— BEGIN —

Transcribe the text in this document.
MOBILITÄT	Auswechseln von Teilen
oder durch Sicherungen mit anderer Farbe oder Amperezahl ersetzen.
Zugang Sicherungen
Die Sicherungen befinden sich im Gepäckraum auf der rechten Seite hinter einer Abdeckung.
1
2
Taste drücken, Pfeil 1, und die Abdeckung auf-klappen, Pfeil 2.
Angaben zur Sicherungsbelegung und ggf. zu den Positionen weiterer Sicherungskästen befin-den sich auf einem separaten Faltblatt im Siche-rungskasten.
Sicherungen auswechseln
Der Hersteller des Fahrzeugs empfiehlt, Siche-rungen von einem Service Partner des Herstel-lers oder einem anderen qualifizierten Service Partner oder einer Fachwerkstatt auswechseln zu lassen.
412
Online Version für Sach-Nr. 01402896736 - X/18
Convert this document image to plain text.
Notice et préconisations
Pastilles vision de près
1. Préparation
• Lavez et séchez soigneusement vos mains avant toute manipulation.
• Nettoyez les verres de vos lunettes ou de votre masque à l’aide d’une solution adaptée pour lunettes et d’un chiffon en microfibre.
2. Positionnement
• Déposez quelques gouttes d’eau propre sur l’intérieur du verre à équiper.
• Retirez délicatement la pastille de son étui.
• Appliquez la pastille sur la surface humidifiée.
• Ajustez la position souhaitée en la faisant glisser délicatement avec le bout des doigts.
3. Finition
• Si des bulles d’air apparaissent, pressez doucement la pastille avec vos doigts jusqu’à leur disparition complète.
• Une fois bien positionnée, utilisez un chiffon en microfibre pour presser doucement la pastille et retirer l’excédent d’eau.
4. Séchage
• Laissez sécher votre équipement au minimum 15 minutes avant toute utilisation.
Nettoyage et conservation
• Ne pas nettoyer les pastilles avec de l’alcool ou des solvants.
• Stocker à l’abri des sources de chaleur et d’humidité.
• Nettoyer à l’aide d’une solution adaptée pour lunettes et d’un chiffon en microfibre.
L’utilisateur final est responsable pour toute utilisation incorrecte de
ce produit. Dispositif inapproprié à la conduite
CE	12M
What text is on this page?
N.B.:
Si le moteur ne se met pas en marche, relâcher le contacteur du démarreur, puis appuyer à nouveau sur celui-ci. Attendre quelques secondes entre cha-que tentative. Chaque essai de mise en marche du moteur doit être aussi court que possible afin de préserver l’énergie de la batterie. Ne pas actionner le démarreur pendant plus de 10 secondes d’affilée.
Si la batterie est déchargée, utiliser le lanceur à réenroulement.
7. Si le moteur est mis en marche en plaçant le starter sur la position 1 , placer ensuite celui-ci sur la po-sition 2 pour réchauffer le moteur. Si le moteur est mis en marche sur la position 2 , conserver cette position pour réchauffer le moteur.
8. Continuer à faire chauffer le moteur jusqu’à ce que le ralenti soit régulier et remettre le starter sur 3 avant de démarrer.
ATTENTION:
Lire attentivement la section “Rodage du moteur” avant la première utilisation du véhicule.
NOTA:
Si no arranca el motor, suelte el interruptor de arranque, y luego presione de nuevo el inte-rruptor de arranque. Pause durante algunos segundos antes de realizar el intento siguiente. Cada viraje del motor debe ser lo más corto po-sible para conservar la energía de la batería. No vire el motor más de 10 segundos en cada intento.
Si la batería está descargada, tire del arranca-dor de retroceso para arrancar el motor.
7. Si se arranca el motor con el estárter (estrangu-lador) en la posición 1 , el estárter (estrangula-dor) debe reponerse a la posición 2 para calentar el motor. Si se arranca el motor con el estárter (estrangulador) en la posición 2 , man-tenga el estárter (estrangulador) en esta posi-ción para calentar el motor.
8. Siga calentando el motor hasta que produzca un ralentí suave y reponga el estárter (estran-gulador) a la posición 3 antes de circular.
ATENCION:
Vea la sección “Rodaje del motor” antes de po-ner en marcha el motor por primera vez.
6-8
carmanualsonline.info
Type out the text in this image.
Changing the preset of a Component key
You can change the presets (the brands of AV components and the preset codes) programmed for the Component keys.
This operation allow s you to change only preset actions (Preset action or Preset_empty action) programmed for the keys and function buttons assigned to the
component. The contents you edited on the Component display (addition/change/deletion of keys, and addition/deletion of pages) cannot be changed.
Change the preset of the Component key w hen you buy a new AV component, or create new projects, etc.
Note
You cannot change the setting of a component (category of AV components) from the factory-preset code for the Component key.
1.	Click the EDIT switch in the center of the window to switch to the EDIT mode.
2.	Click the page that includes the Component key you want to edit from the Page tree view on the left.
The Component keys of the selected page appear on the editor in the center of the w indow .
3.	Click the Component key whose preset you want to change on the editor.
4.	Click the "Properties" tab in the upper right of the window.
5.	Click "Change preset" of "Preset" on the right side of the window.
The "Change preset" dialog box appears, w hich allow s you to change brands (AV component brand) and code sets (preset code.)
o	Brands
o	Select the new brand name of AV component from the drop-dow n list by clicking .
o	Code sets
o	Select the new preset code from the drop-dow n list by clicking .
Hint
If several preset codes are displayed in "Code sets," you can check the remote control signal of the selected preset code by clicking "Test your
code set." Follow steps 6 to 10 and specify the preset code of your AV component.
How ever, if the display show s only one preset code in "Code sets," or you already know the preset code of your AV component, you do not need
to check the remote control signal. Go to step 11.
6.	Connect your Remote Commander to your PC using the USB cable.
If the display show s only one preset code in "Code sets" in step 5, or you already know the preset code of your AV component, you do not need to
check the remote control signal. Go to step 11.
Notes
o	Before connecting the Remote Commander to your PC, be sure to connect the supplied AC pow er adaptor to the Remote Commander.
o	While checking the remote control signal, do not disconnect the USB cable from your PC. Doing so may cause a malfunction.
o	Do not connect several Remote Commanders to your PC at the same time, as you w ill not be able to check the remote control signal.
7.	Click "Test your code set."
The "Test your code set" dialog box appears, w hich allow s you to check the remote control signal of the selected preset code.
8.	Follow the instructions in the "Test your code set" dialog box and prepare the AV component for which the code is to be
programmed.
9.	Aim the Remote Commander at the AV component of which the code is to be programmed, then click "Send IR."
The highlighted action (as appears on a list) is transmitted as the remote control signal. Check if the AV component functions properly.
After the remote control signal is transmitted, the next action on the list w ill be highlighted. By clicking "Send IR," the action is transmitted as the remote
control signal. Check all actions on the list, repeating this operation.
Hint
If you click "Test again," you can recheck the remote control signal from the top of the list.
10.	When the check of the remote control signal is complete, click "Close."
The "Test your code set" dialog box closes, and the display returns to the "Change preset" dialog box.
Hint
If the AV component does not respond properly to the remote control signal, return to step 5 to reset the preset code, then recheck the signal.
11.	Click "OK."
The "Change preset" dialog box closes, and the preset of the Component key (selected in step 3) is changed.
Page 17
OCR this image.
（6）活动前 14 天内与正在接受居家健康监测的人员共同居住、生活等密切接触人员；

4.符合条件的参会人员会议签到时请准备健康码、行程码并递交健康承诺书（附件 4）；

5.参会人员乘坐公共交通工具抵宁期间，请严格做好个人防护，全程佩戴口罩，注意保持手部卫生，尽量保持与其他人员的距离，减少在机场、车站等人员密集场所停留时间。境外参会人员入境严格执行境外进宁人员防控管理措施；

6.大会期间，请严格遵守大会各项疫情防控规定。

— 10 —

— END —

Can you restate every record above word for word?

Transcribe the text in this document.
MOBILITÄT	Auswechseln von Teilen
oder durch Sicherungen mit anderer Farbe oder Amperezahl ersetzen.
Zugang Sicherungen
Die Sicherungen befinden sich im Gepäckraum auf der rechten Seite hinter einer Abdeckung.
1
2
Taste drücken, Pfeil 1, und die Abdeckung auf-klappen, Pfeil 2.
Angaben zur Sicherungsbelegung und ggf. zu den Positionen weiterer Sicherungskästen befin-den sich auf einem separaten Faltblatt im Siche-rungskasten.
Sicherungen auswechseln
Der Hersteller des Fahrzeugs empfiehlt, Siche-rungen von einem Service Partner des Herstel-lers oder einem anderen qualifizierten Service Partner oder einer Fachwerkstatt auswechseln zu lassen.
412
Online Version für Sach-Nr. 01402896736 - X/18
Convert this document image to plain text.
Notice et préconisations
Pastilles vision de près
1. Préparation
• Lavez et séchez soigneusement vos mains avant toute manipulation.
• Nettoyez les verres de vos lunettes ou de votre masque à l’aide d’une solution adaptée pour lunettes et d’un chiffon en microfibre.
2. Positionnement
• Déposez quelques gouttes d’eau propre sur l’intérieur du verre à équiper.
• Retirez délicatement la pastille de son étui.
• Appliquez la pastille sur la surface humidifiée.
• Ajustez la position souhaitée en la faisant glisser délicatement avec le bout des doigts.
3. Finition
• Si des bulles d’air apparaissent, pressez doucement la pastille avec vos doigts jusqu’à leur disparition complète.
• Une fois bien positionnée, utilisez un chiffon en microfibre pour presser doucement la pastille et retirer l’excédent d’eau.
4. Séchage
• Laissez sécher votre équipement au minimum 15 minutes avant toute utilisation.
Nettoyage et conservation
• Ne pas nettoyer les pastilles avec de l’alcool ou des solvants.
• Stocker à l’abri des sources de chaleur et d’humidité.
• Nettoyer à l’aide d’une solution adaptée pour lunettes et d’un chiffon en microfibre.
L’utilisateur final est responsable pour toute utilisation incorrecte de
ce produit. Dispositif inapproprié à la conduite
CE	12M
What text is on this page?
N.B.:
Si le moteur ne se met pas en marche, relâcher le contacteur du démarreur, puis appuyer à nouveau sur celui-ci. Attendre quelques secondes entre cha-que tentative. Chaque essai de mise en marche du moteur doit être aussi court que possible afin de préserver l’énergie de la batterie. Ne pas actionner le démarreur pendant plus de 10 secondes d’affilée.
Si la batterie est déchargée, utiliser le lanceur à réenroulement.
7. Si le moteur est mis en marche en plaçant le starter sur la position 1 , placer ensuite celui-ci sur la po-sition 2 pour réchauffer le moteur. Si le moteur est mis en marche sur la position 2 , conserver cette position pour réchauffer le moteur.
8. Continuer à faire chauffer le moteur jusqu’à ce que le ralenti soit régulier et remettre le starter sur 3 avant de démarrer.
ATTENTION:
Lire attentivement la section “Rodage du moteur” avant la première utilisation du véhicule.
NOTA:
Si no arranca el motor, suelte el interruptor de arranque, y luego presione de nuevo el inte-rruptor de arranque. Pause durante algunos segundos antes de realizar el intento siguiente. Cada viraje del motor debe ser lo más corto po-sible para conservar la energía de la batería. No vire el motor más de 10 segundos en cada intento.
Si la batería está descargada, tire del arranca-dor de retroceso para arrancar el motor.
7. Si se arranca el motor con el estárter (estrangu-lador) en la posición 1 , el estárter (estrangula-dor) debe reponerse a la posición 2 para calentar el motor. Si se arranca el motor con el estárter (estrangulador) en la posición 2 , man-tenga el estárter (estrangulador) en esta posi-ción para calentar el motor.
8. Siga calentando el motor hasta que produzca un ralentí suave y reponga el estárter (estran-gulador) a la posición 3 antes de circular.
ATENCION:
Vea la sección “Rodaje del motor” antes de po-ner en marcha el motor por primera vez.
6-8
carmanualsonline.info
Type out the text in this image.
Changing the preset of a Component key
You can change the presets (the brands of AV components and the preset codes) programmed for the Component keys.
This operation allow s you to change only preset actions (Preset action or Preset_empty action) programmed for the keys and function buttons assigned to the
component. The contents you edited on the Component display (addition/change/deletion of keys, and addition/deletion of pages) cannot be changed.
Change the preset of the Component key w hen you buy a new AV component, or create new projects, etc.
Note
You cannot change the setting of a component (category of AV components) from the factory-preset code for the Component key.
1.	Click the EDIT switch in the center of the window to switch to the EDIT mode.
2.	Click the page that includes the Component key you want to edit from the Page tree view on the left.
The Component keys of the selected page appear on the editor in the center of the w indow .
3.	Click the Component key whose preset you want to change on the editor.
4.	Click the "Properties" tab in the upper right of the window.
5.	Click "Change preset" of "Preset" on the right side of the window.
The "Change preset" dialog box appears, w hich allow s you to change brands (AV component brand) and code sets (preset code.)
o	Brands
o	Select the new brand name of AV component from the drop-dow n list by clicking .
o	Code sets
o	Select the new preset code from the drop-dow n list by clicking .
Hint
If several preset codes are displayed in "Code sets," you can check the remote control signal of the selected preset code by clicking "Test your
code set." Follow steps 6 to 10 and specify the preset code of your AV component.
How ever, if the display show s only one preset code in "Code sets," or you already know the preset code of your AV component, you do not need
to check the remote control signal. Go to step 11.
6.	Connect your Remote Commander to your PC using the USB cable.
If the display show s only one preset code in "Code sets" in step 5, or you already know the preset code of your AV component, you do not need to
check the remote control signal. Go to step 11.
Notes
o	Before connecting the Remote Commander to your PC, be sure to connect the supplied AC pow er adaptor to the Remote Commander.
o	While checking the remote control signal, do not disconnect the USB cable from your PC. Doing so may cause a malfunction.
o	Do not connect several Remote Commanders to your PC at the same time, as you w ill not be able to check the remote control signal.
7.	Click "Test your code set."
The "Test your code set" dialog box appears, w hich allow s you to check the remote control signal of the selected preset code.
8.	Follow the instructions in the "Test your code set" dialog box and prepare the AV component for which the code is to be
programmed.
9.	Aim the Remote Commander at the AV component of which the code is to be programmed, then click "Send IR."
The highlighted action (as appears on a list) is transmitted as the remote control signal. Check if the AV component functions properly.
After the remote control signal is transmitted, the next action on the list w ill be highlighted. By clicking "Send IR," the action is transmitted as the remote
control signal. Check all actions on the list, repeating this operation.
Hint
If you click "Test again," you can recheck the remote control signal from the top of the list.
10.	When the check of the remote control signal is complete, click "Close."
The "Test your code set" dialog box closes, and the display returns to the "Change preset" dialog box.
Hint
If the AV component does not respond properly to the remote control signal, return to step 5 to reset the preset code, then recheck the signal.
11.	Click "OK."
The "Change preset" dialog box closes, and the preset of the Component key (selected in step 3) is changed.
Page 17
OCR this image.
（6）活动前 14 天内与正在接受居家健康监测的人员共同居住、生活等密切接触人员；

4.符合条件的参会人员会议签到时请准备健康码、行程码并递交健康承诺书（附件 4）；

5.参会人员乘坐公共交通工具抵宁期间，请严格做好个人防护，全程佩戴口罩，注意保持手部卫生，尽量保持与其他人员的距离，减少在机场、车站等人员密集场所停留时间。境外参会人员入境严格执行境外进宁人员防控管理措施；

6.大会期间，请严格遵守大会各项疫情防控规定。

— 10 —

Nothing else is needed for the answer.